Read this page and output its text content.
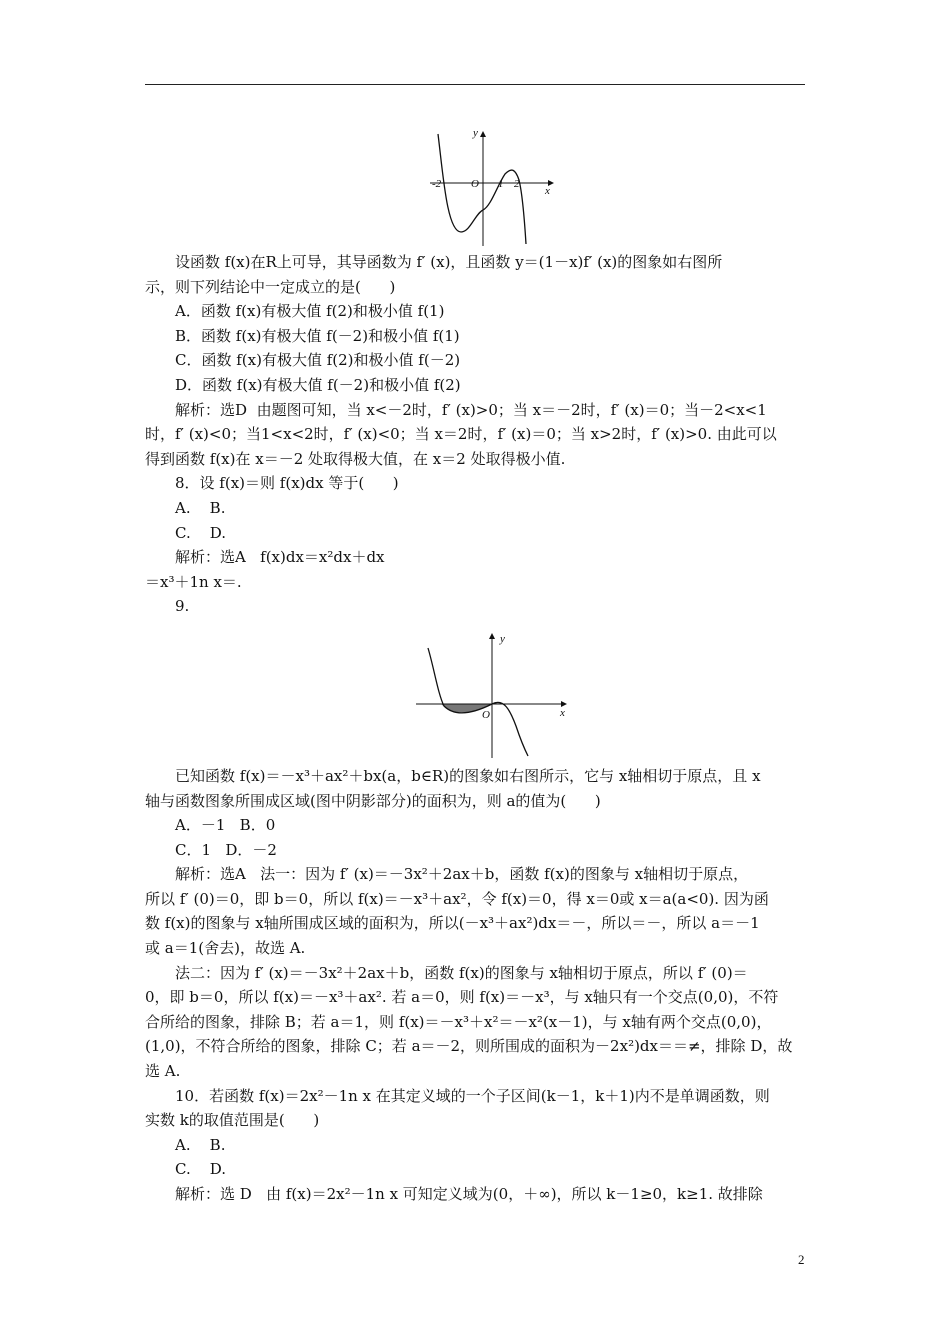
y
x
O
-2	1 2
y
x
O
设函数 f(x)在R上可导，其导函数为 f′ (x)，且函数 y＝(1－x)f′ (x)的图象如右图所
示，则下列结论中一定成立的是(      )
A．函数 f(x)有极大值 f(2)和极小值 f(1)
B．函数 f(x)有极大值 f(－2)和极小值 f(1)
C．函数 f(x)有极大值 f(2)和极小值 f(－2)
D．函数 f(x)有极大值 f(－2)和极小值 f(2)
解析：选D  由题图可知，当 x<－2时，f′ (x)>0；当 x＝－2时，f′ (x)＝0；当－2<x<1
时，f′ (x)<0；当1<x<2时，f′ (x)<0；当 x＝2时，f′ (x)＝0；当 x>2时，f′ (x)>0. 由此可以
得到函数 f(x)在 x＝－2 处取得极大值，在 x＝2 处取得极小值.
8．设 f(x)＝则 f(x)dx 等于(      )
A.    B.
C.    D.
解析：选A   f(x)dx＝x²dx＋dx
＝x³＋1n x＝.
9.
已知函数 f(x)＝－x³＋ax²＋bx(a，b∈R)的图象如右图所示，它与 x轴相切于原点，且 x
轴与函数图象所围成区域(图中阴影部分)的面积为，则 a的值为(      )
A．－1   B．0
C．1   D．－2
解析：选A   法一：因为 f′ (x)＝－3x²＋2ax＋b，函数 f(x)的图象与 x轴相切于原点，
所以 f′ (0)＝0，即 b＝0，所以 f(x)＝－x³＋ax²，令 f(x)＝0，得 x＝0或 x＝a(a<0). 因为函
数 f(x)的图象与 x轴所围成区域的面积为，所以(－x³＋ax²)dx＝－，所以＝－，所以 a＝－1
或 a＝1(舍去)，故选 A.
法二：因为 f′ (x)＝－3x²＋2ax＋b，函数 f(x)的图象与 x轴相切于原点，所以 f′ (0)＝
0，即 b＝0，所以 f(x)＝－x³＋ax². 若 a＝0，则 f(x)＝－x³，与 x轴只有一个交点(0,0)，不符
合所给的图象，排除 B；若 a＝1，则 f(x)＝－x³＋x²＝－x²(x－1)，与 x轴有两个交点(0,0)，
(1,0)，不符合所给的图象，排除 C；若 a＝－2，则所围成的面积为－2x²)dx＝＝≠，排除 D，故
选 A.
10．若函数 f(x)＝2x²－1n x 在其定义域的一个子区间(k－1，k＋1)内不是单调函数，则
实数 k的取值范围是(      )
A.    B.
C.    D.
解析：选 D   由 f(x)＝2x²－1n x 可知定义域为(0，＋∞)，所以 k－1≥0，k≥1. 故排除
2
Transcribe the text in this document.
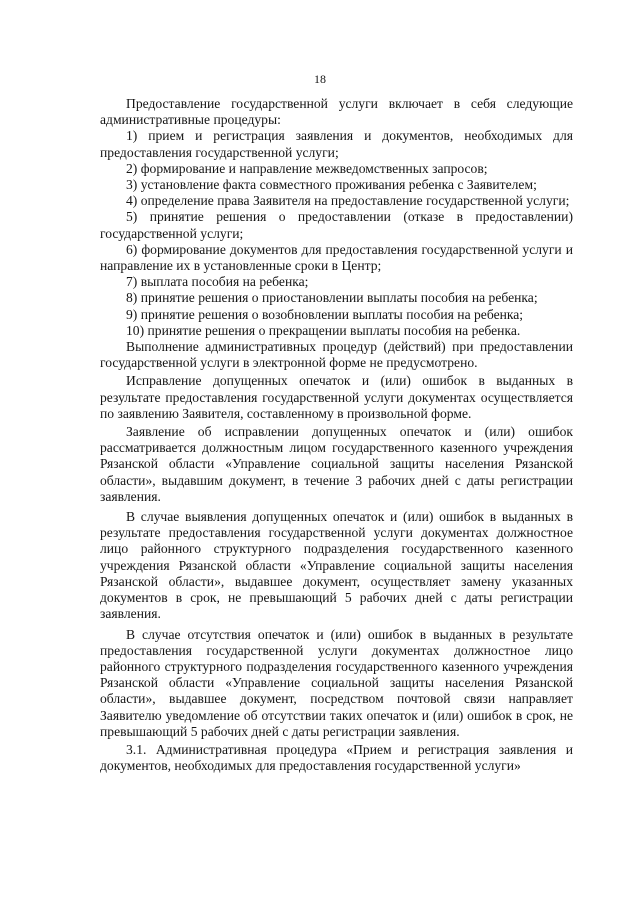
18

Предоставление государственной услуги включает в себя следующие административные процедуры:

1) прием и регистрация заявления и документов, необходимых для предоставления государственной услуги;

2) формирование и направление межведомственных запросов;

3) установление факта совместного проживания ребенка с Заявителем;

4) определение права Заявителя на предоставление государственной услуги;

5) принятие решения о предоставлении (отказе в предоставлении) государственной услуги;

6) формирование документов для предоставления государственной услуги и направление их в установленные сроки в Центр;

7) выплата пособия на ребенка;

8) принятие решения о приостановлении выплаты пособия на ребенка;

9) принятие решения о возобновлении выплаты пособия на ребенка;

10) принятие решения о прекращении выплаты пособия на ребенка.

Выполнение административных процедур (действий) при предоставлении государственной услуги в электронной форме не предусмотрено.

Исправление допущенных опечаток и (или) ошибок в выданных в результате предоставления государственной услуги документах осуществляется по заявлению Заявителя, составленному в произвольной форме.

Заявление об исправлении допущенных опечаток и (или) ошибок рассматривается должностным лицом государственного казенного учреждения Рязанской области «Управление социальной защиты населения Рязанской области», выдавшим документ, в течение 3 рабочих дней с даты регистрации заявления.

В случае выявления допущенных опечаток и (или) ошибок в выданных в результате предоставления государственной услуги документах должностное лицо районного структурного подразделения государственного казенного учреждения Рязанской области «Управление социальной защиты населения Рязанской области», выдавшее документ, осуществляет замену указанных документов в срок, не превышающий 5 рабочих дней с даты регистрации заявления.

В случае отсутствия опечаток и (или) ошибок в выданных в результате предоставления государственной услуги документах должностное лицо районного структурного подразделения государственного казенного учреждения Рязанской области «Управление социальной защиты населения Рязанской области», выдавшее документ, посредством почтовой связи направляет Заявителю уведомление об отсутствии таких опечаток и (или) ошибок в срок, не превышающий 5 рабочих дней с даты регистрации заявления.

3.1. Административная процедура «Прием и регистрация заявления и документов, необходимых для предоставления государственной услуги»
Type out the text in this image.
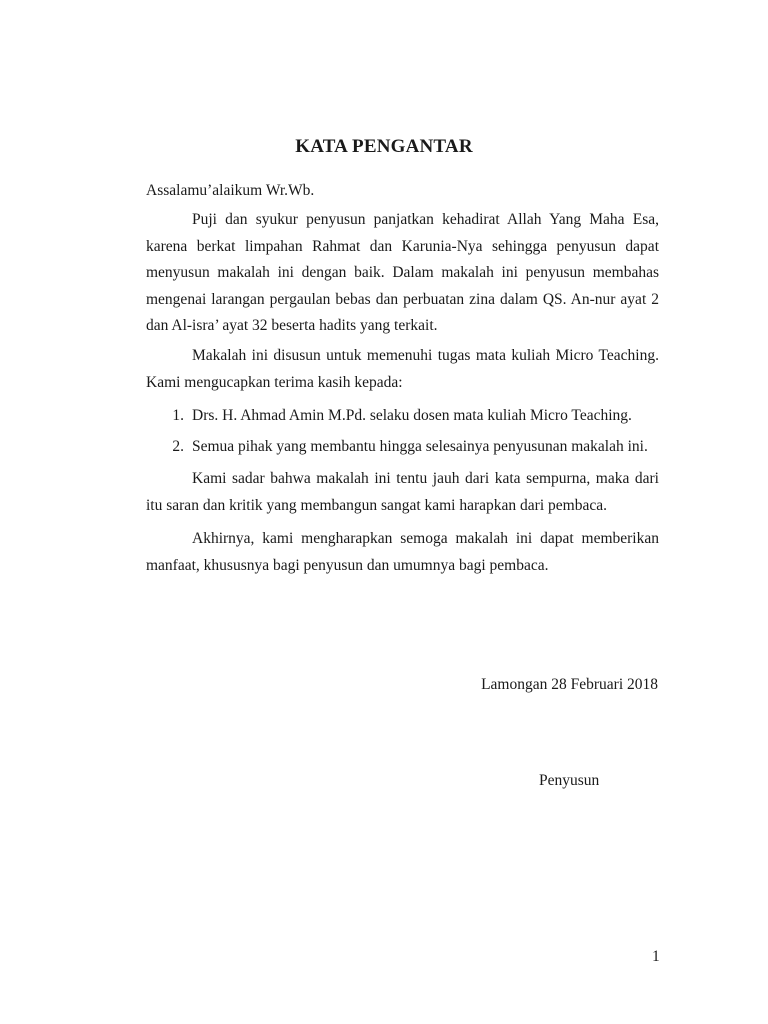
KATA PENGANTAR
Assalamu’alaikum Wr.Wb.

Puji dan syukur penyusun panjatkan kehadirat Allah Yang Maha Esa, karena berkat limpahan Rahmat dan Karunia-Nya sehingga penyusun dapat menyusun makalah ini dengan baik. Dalam makalah ini penyusun membahas mengenai larangan pergaulan bebas dan perbuatan zina dalam QS. An-nur ayat 2 dan Al-isra’ ayat 32 beserta hadits yang terkait.

Makalah ini disusun untuk memenuhi tugas mata kuliah Micro Teaching. Kami mengucapkan terima kasih kepada:

1. Drs. H. Ahmad Amin M.Pd. selaku dosen mata kuliah Micro Teaching.
2. Semua pihak yang membantu hingga selesainya penyusunan makalah ini.

Kami sadar bahwa makalah ini tentu jauh dari kata sempurna, maka dari itu saran dan kritik yang membangun sangat kami harapkan dari pembaca.

Akhirnya, kami mengharapkan semoga makalah ini dapat memberikan manfaat, khususnya bagi penyusun dan umumnya bagi pembaca.

Lamongan 28 Februari 2018
Penyusun
1
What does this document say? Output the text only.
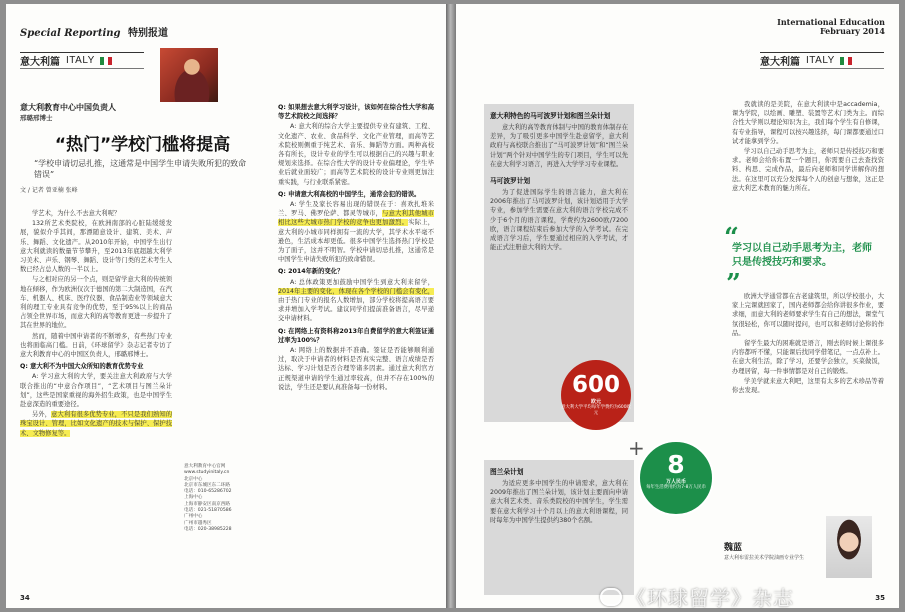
Special Reporting 特别报道
意大利篇 ITALY
意大利教育中心中国负责人
邢璐邢博士
“热门”学校门槛将提高
“学校申请切忌扎推，这通常是中国学生申请失败所犯的致命错误”
文 / 记者 曾亚楠 张峰

学艺术，为什么不去意大利呢？

132所艺术类院校，在欧洲南部的心脏陆缓缓发展，貌似介乎其间，那漂随意设计、建筑、美术、声乐、舞蹈、文化遗产。从2010年开始，中国学生出行意大利就读的数量节节攀升，至2013年底超越大利学习美术、声乐、钢琴、舞蹈、设计等门类的艺术考生人数已经占总人数的一半以上。

与之相对应的另一个点，则是留学意大利的传统领地在倾移，作为欧洲仅次于德国的第二大制造国，在汽车、机器人、机床、医疗仪器、食品制造业等领域意大利的理工专业具有竞争的优势，至于95%以上的商品占领全世界市场，而意大利的高等教育更进一步提升了其在世界的地位。

然而，随着中国申请者的不断增多，有些热门专业也将面临高门槛。日前，《环球留学》杂志记者专访了意大利教育中心的中国区负责人，邢璐邢博士。

Q: 意大利不为中国大众所知的教育优势专业

A: 学习意大利的大学，要关注意大利政府与大学联合推出的“中意合作项目”，“艺术项目与图兰朵计划”，这些是国家重视的海外招生政策，也是中国学生赴意深造的重要途径。

另外，意大利有很多优势专业，不只是我们熟知的珠宝设计、管理，比如文化遗产的技术与保护、保护技术、文物修复等。

意大利教育中心官网
www.studyinitaly.cn
北京中心
北京市东城区东二环路
电话：010-65286702
上海中心
上海市静安区南京西路
电话：021-51870586
广州中心
广州市越秀区
电话：020-38985228

Q: 如果想去意大利学习设计，该如何在综合性大学和高等艺术院校之间选择？

A: 意大利的综合大学主要提供专业有建筑、工程、文化遗产、农业、食品科学、文化产业管理，而高等艺术院校则侧重于纯艺术、音乐、舞蹈等方面。两种高校各有所长，设计专业的学生可以根据自己的兴趣与职业规划来选择。在综合性大学的设计专业偏理论，学生毕业后就业面较广；而高等艺术院校的设计专业则更加注重实践，与行业联系紧密。

Q: 申请意大利高校的中国学生，通常会犯的错误。

A: 学生及家长容易出现的错误在于：喜欢扎堆米兰、罗马、佛罗伦萨、都灵等城市，与意大利其他城市相比这些大城市热门学校的竞争也更加激烈。实际上，意大利的小城市同样拥有一流的大学，其学术水平毫不逊色，生活成本却更低。很多中国学生选择热门学校是为了面子，这并不明智。学校申请切忌扎推，这通常是中国学生申请失败所犯的致命错误。

Q: 2014年新的变化？

A: 总体政策更加鼓励中国学生到意大利来留学，2014年主要的变化，体现在各个学校的门槛会有变化，由于热门专业的报名人数增加，部分学校将提高语言要求并增加入学考试。建议同学们提前准备语言，尽早递交申请材料。

Q: 在网络上有资料称2013年自费留学的意大利签证通过率为100%？

A: 网络上的数据并不准确。签证是否能够顺利通过，取决于申请者的材料是否真实完整、语言成绩是否达标、学习计划是否合理等诸多因素。通过意大利官方正规渠道申请的学生通过率较高，但并不存在100%的说法，学生还是要认真准备每一份材料。

34
International Education
February 2014
意大利篇 ITALY
意大利特色的马可波罗计划和图兰朵计划

意大利的高等教育体制与中国的教育体制存在差异，为了吸引更多中国学生赴意留学，意大利政府与高校联合推出了“马可波罗计划”和“图兰朵计划”两个针对中国学生的专门项目，学生可以先在意大利学习语言，再进入大学学习专业课程。

马可波罗计划

为了促进国际学生的语言能力，意大利在2006年推出了马可波罗计划，该计划适用于大学专业，参加学生需要在意大利的语言学校完成不少于6个月的语言课程，学费约为2600欧/7200欧，语言课程结束后参加大学的入学考试。在完成语言学习后，学生要通过相应的入学考试，才能正式注册意大利的大学。

图兰朵计划

为适应更多中国学生的申请需求，意大利在2009年推出了图兰朵计划，该计划主要面向申请意大利艺术类、音乐类院校的中国学生，学生需要在意大利学习十个月以上的意大利语课程，同时每年为中国学生提供约380个名额。

600
欧元
意大利大学平均每年学费约为600欧元
+
8
万人民币
每年生活费用约为7-8万人民币

我就读的是美院，在意大利读中是accademia，课为学院，以绘画、雕塑、装置等艺术门类为主。而综合性大学则以理论知识为主，我们每个学生有自修课，有专业指导，课程可以按兴趣选择，每门课都要通过口试才能拿到学分。

学习以自己动手思考为主，老师只是传授技巧和要求。老师会给你布置一个题目，你需要自己去查找资料、构思、完成作品，最后向老师和同学讲解你的想法。在这里可以充分发挥每个人的创意与想象，这正是意大利艺术教育的魅力所在。

“
学习以自己动手思考为主，老师只是传授技巧和要求。
” 欧洲大学通常都在古老建筑里，所以学校很小，大家上完课就回家了，国内老师都会给你讲很多作业，要求细，而意大利的老师要求学生有自己的想法，课堂气氛很轻松，你可以随时提问，也可以和老师讨论你的作品。

留学生最大的困难就是语言，刚去的时候上课很多内容都听不懂，只能课后找同学借笔记，一点点补上。在意大利生活，除了学习，还要学会独立，买菜做饭，办理居留，每一件事情都是对自己的锻炼。

学美学就来意大利吧，这里有太多的艺术珍品等着你去发现。

魏蓝
意大利布雷拉美术学院油画专业学生
35
《环球留学》杂志
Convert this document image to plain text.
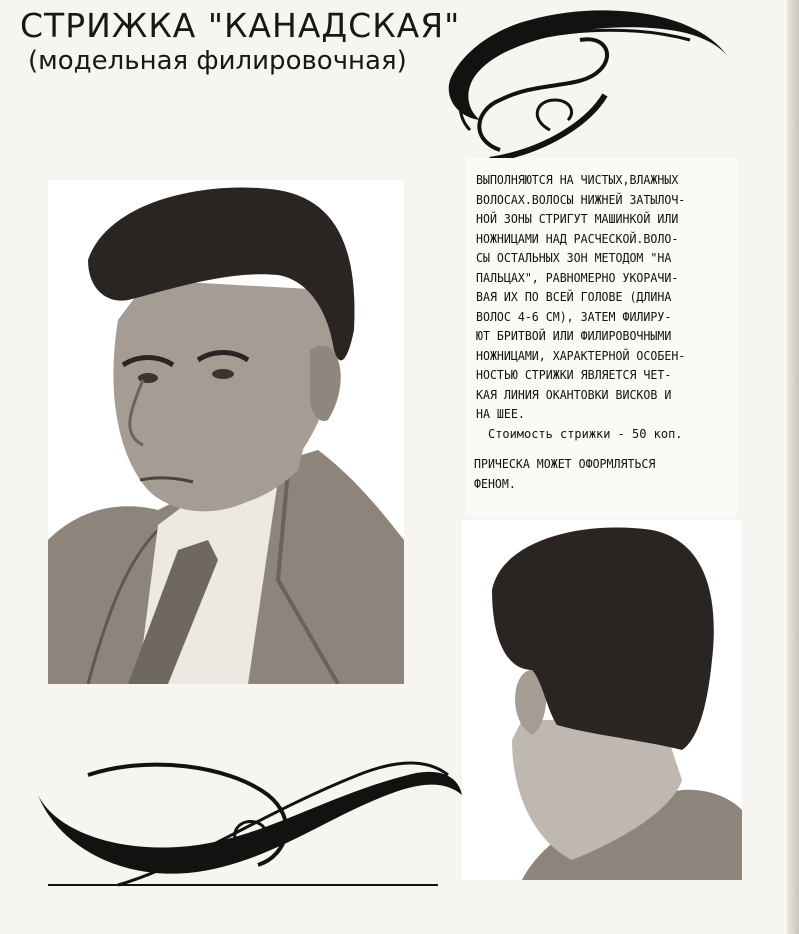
СТРИЖКА "КАНАДСКАЯ"
(модельная филировочная)
ВЫПОЛНЯЮТСЯ НА ЧИСТЫХ,ВЛАЖНЫХ
ВОЛОСАХ.ВОЛОСЫ НИЖНЕЙ ЗАТЫЛОЧ-
НОЙ ЗОНЫ СТРИГУТ МАШИНКОЙ ИЛИ
НОЖНИЦАМИ НАД РАСЧЕСКОЙ.ВОЛО-
СЫ ОСТАЛЬНЫХ ЗОН МЕТОДОМ "НА
ПАЛЬЦАХ", РАВНОМЕРНО УКОРАЧИ-
ВАЯ ИХ ПО ВСЕЙ ГОЛОВЕ (ДЛИНА
ВОЛОС 4-6 СМ), ЗАТЕМ ФИЛИРУ-
ЮТ БРИТВОЙ ИЛИ ФИЛИРОВОЧНЫМИ
НОЖНИЦАМИ, ХАРАКТЕРНОЙ ОСОБЕН-
НОСТЬЮ СТРИЖКИ ЯВЛЯЕТСЯ ЧЕТ-
КАЯ ЛИНИЯ ОКАНТОВКИ ВИСКОВ И
НА ШЕЕ.
Стоимость стрижки - 50 коп.
ПРИЧЕСКА МОЖЕТ ОФОРМЛЯТЬСЯ
ФЕНОМ.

▬▬▬▬▬▬▬▬▬▬

_Work instructions_: Where a line in the material contains "дней", copy that line.

_Response to the exercise_:
Заявление об исправлении допущенных опечаток и (или) ошибок рассматривается должностным лицом государственного казенного учреждения Рязанской области «Управление социальной защиты населения Рязанской области», выдавшим документ, в течение 3 рабочих дней с даты регистрации заявления.
В случае выявления допущенных опечаток и (или) ошибок в выданных в результате предоставления государственной услуги документах должностное лицо районного структурного подразделения государственного казенного учреждения Рязанской области «Управление социальной защиты населения Рязанской области», выдавшее документ, осуществляет замену указанных документов в срок, не превышающий 5 рабочих дней с даты регистрации заявления.
В случае отсутствия опечаток и (или) ошибок в выданных в результате предоставления государственной услуги документах должностное лицо районного структурного подразделения государственного казенного учреждения Рязанской области «Управление социальной защиты населения Рязанской области», выдавшее документ, посредством почтовой связи направляет Заявителю уведомление об отсутствии таких опечаток и (или) ошибок в срок, не превышающий 5 рабочих дней с даты регистрации заявления.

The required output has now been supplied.